* DATASET CONTENT:

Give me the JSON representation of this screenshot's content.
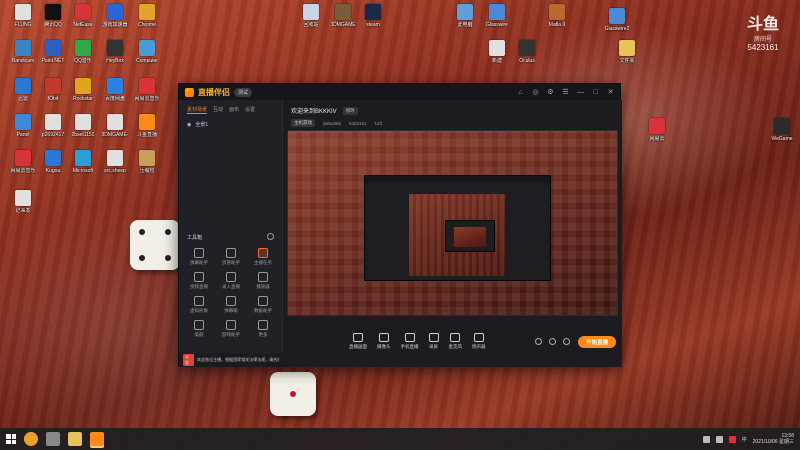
{
  "watermark": {
    "logo": "斗鱼",
    "sub": "房间号",
    "room_number": "5423161"
  },
  "desktop": {
    "icons": [
      {
        "label": "回收站",
        "color": "#c9d4e3"
      },
      {
        "label": "3DMGAME",
        "color": "#7b5c3a"
      },
      {
        "label": "steam",
        "color": "#1b2a46"
      },
      {
        "label": "此电脑",
        "color": "#5f9fd6"
      },
      {
        "label": "Glasswire",
        "color": "#4a8ad8"
      },
      {
        "label": "Mafia II",
        "color": "#b86a2a"
      },
      {
        "label": "Glasswire2",
        "color": "#4a8ad8"
      },
      {
        "label": "文件夹",
        "color": "#e8c35a"
      },
      {
        "label": "新建",
        "color": "#e0e0e0"
      },
      {
        "label": "Oculus",
        "color": "#333333"
      },
      {
        "label": "网易云",
        "color": "#d9323a"
      },
      {
        "label": "WeGame",
        "color": "#2b2b2b"
      },
      {
        "label": "FLUNG",
        "color": "#e0e0e0"
      },
      {
        "label": "腾讯QQ",
        "color": "#111111"
      },
      {
        "label": "NetEase",
        "color": "#d9323a"
      },
      {
        "label": "游戏加速器",
        "color": "#2a66d6"
      },
      {
        "label": "Chrome",
        "color": "#e3a42a"
      },
      {
        "label": "Bandicam",
        "color": "#3a84c4"
      },
      {
        "label": "Paint.NET",
        "color": "#2b5fc4"
      },
      {
        "label": "QQ音乐",
        "color": "#2fa94a"
      },
      {
        "label": "HeyBox",
        "color": "#333333"
      },
      {
        "label": "Computer",
        "color": "#4a9ad8"
      },
      {
        "label": "迅雷",
        "color": "#2a78d6"
      },
      {
        "label": "IObit",
        "color": "#c23a2a"
      },
      {
        "label": "Rockstar",
        "color": "#e0a51a"
      },
      {
        "label": "百度网盘",
        "color": "#2a82e4"
      },
      {
        "label": "网易云音乐",
        "color": "#d9323a"
      },
      {
        "label": "Panel",
        "color": "#3a8ad8"
      },
      {
        "label": "p2692417",
        "color": "#e0e0e0"
      },
      {
        "label": "2bset1150",
        "color": "#e0e0e0"
      },
      {
        "label": "3DMGAME-",
        "color": "#e0e0e0"
      },
      {
        "label": "斗鱼直播",
        "color": "#ff8a1a"
      },
      {
        "label": "网易云音乐",
        "color": "#d9323a"
      },
      {
        "label": "Kugou",
        "color": "#2a78d6"
      },
      {
        "label": "Microsoft",
        "color": "#2aa0d6"
      },
      {
        "label": "src.sheep",
        "color": "#e0e0e0"
      },
      {
        "label": "压缩包",
        "color": "#c9a05a"
      },
      {
        "label": "记事本",
        "color": "#e0e0e0"
      }
    ]
  },
  "app": {
    "title": "直播伴侣",
    "badge": "测试",
    "titlebar_controls": [
      "⌂",
      "◎",
      "⚙",
      "☰",
      "—",
      "□",
      "✕"
    ]
  },
  "sidebar": {
    "tabs": [
      "素材场景",
      "互动",
      "画布",
      "设置"
    ],
    "scene_label": "全景1",
    "tools_label": "工具箱",
    "tools": [
      {
        "label": "弹幕助手",
        "hot": false
      },
      {
        "label": "房管助手",
        "hot": false
      },
      {
        "label": "主播任务",
        "hot": true
      },
      {
        "label": "视频直播",
        "hot": false
      },
      {
        "label": "录入直播",
        "hot": false
      },
      {
        "label": "播放器",
        "hot": false
      },
      {
        "label": "虚拟形象",
        "hot": false
      },
      {
        "label": "弹幕聊",
        "hot": false
      },
      {
        "label": "数据助手",
        "hot": false
      },
      {
        "label": "美颜",
        "hot": false
      },
      {
        "label": "游戏助手",
        "hot": false
      },
      {
        "label": "更多",
        "hot": false
      }
    ],
    "notice_tag": "公告",
    "notice_text": "欢迎各位主播，根据国家相关法律法规，请合规直播"
  },
  "main": {
    "room_title": "欢迎来到BKKKIV",
    "edit_label": "修改",
    "meta": {
      "category_tag": "主机游戏",
      "user": "jiahui366",
      "room_id": "5423161",
      "fans": "123"
    },
    "controls": [
      "直播画面",
      "摄像头",
      "手机直播",
      "录屏",
      "麦克风",
      "扬声器"
    ],
    "go_live_label": "开始直播"
  },
  "taskbar": {
    "tray_text": "中",
    "time": "13:58",
    "date": "2021/10/06 星期三"
  }
}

* TASK DIRECTIONS: Leave the pictures out, and transcribe each of the records exactly.

* FINAL ANSWER:
Give me the JSON representation of this screenshot's content.
{
  "watermark": {
    "logo": "斗鱼",
    "sub": "房间号",
    "room_number": "5423161"
  },
  "desktop": {
    "icons": [
      {
        "label": "回收站",
        "color": "#c9d4e3"
      },
      {
        "label": "3DMGAME",
        "color": "#7b5c3a"
      },
      {
        "label": "steam",
        "color": "#1b2a46"
      },
      {
        "label": "此电脑",
        "color": "#5f9fd6"
      },
      {
        "label": "Glasswire",
        "color": "#4a8ad8"
      },
      {
        "label": "Mafia II",
        "color": "#b86a2a"
      },
      {
        "label": "Glasswire2",
        "color": "#4a8ad8"
      },
      {
        "label": "文件夹",
        "color": "#e8c35a"
      },
      {
        "label": "新建",
        "color": "#e0e0e0"
      },
      {
        "label": "Oculus",
        "color": "#333333"
      },
      {
        "label": "网易云",
        "color": "#d9323a"
      },
      {
        "label": "WeGame",
        "color": "#2b2b2b"
      },
      {
        "label": "FLUNG",
        "color": "#e0e0e0"
      },
      {
        "label": "腾讯QQ",
        "color": "#111111"
      },
      {
        "label": "NetEase",
        "color": "#d9323a"
      },
      {
        "label": "游戏加速器",
        "color": "#2a66d6"
      },
      {
        "label": "Chrome",
        "color": "#e3a42a"
      },
      {
        "label": "Bandicam",
        "color": "#3a84c4"
      },
      {
        "label": "Paint.NET",
        "color": "#2b5fc4"
      },
      {
        "label": "QQ音乐",
        "color": "#2fa94a"
      },
      {
        "label": "HeyBox",
        "color": "#333333"
      },
      {
        "label": "Computer",
        "color": "#4a9ad8"
      },
      {
        "label": "迅雷",
        "color": "#2a78d6"
      },
      {
        "label": "IObit",
        "color": "#c23a2a"
      },
      {
        "label": "Rockstar",
        "color": "#e0a51a"
      },
      {
        "label": "百度网盘",
        "color": "#2a82e4"
      },
      {
        "label": "网易云音乐",
        "color": "#d9323a"
      },
      {
        "label": "Panel",
        "color": "#3a8ad8"
      },
      {
        "label": "p2692417",
        "color": "#e0e0e0"
      },
      {
        "label": "2bset1150",
        "color": "#e0e0e0"
      },
      {
        "label": "3DMGAME-",
        "color": "#e0e0e0"
      },
      {
        "label": "斗鱼直播",
        "color": "#ff8a1a"
      },
      {
        "label": "网易云音乐",
        "color": "#d9323a"
      },
      {
        "label": "Kugou",
        "color": "#2a78d6"
      },
      {
        "label": "Microsoft",
        "color": "#2aa0d6"
      },
      {
        "label": "src.sheep",
        "color": "#e0e0e0"
      },
      {
        "label": "压缩包",
        "color": "#c9a05a"
      },
      {
        "label": "记事本",
        "color": "#e0e0e0"
      }
    ]
  },
  "app": {
    "title": "直播伴侣",
    "badge": "测试",
    "titlebar_controls": [
      "⌂",
      "◎",
      "⚙",
      "☰",
      "—",
      "□",
      "✕"
    ]
  },
  "sidebar": {
    "tabs": [
      "素材场景",
      "互动",
      "画布",
      "设置"
    ],
    "scene_label": "全景1",
    "tools_label": "工具箱",
    "tools": [
      {
        "label": "弹幕助手",
        "hot": false
      },
      {
        "label": "房管助手",
        "hot": false
      },
      {
        "label": "主播任务",
        "hot": true
      },
      {
        "label": "视频直播",
        "hot": false
      },
      {
        "label": "录入直播",
        "hot": false
      },
      {
        "label": "播放器",
        "hot": false
      },
      {
        "label": "虚拟形象",
        "hot": false
      },
      {
        "label": "弹幕聊",
        "hot": false
      },
      {
        "label": "数据助手",
        "hot": false
      },
      {
        "label": "美颜",
        "hot": false
      },
      {
        "label": "游戏助手",
        "hot": false
      },
      {
        "label": "更多",
        "hot": false
      }
    ],
    "notice_tag": "公告",
    "notice_text": "欢迎各位主播，根据国家相关法律法规，请合规直播"
  },
  "main": {
    "room_title": "欢迎来到BKKKIV",
    "edit_label": "修改",
    "meta": {
      "category_tag": "主机游戏",
      "user": "jiahui366",
      "room_id": "5423161",
      "fans": "123"
    },
    "controls": [
      "直播画面",
      "摄像头",
      "手机直播",
      "录屏",
      "麦克风",
      "扬声器"
    ],
    "go_live_label": "开始直播"
  },
  "taskbar": {
    "tray_text": "中",
    "time": "13:58",
    "date": "2021/10/06 星期三"
  }
}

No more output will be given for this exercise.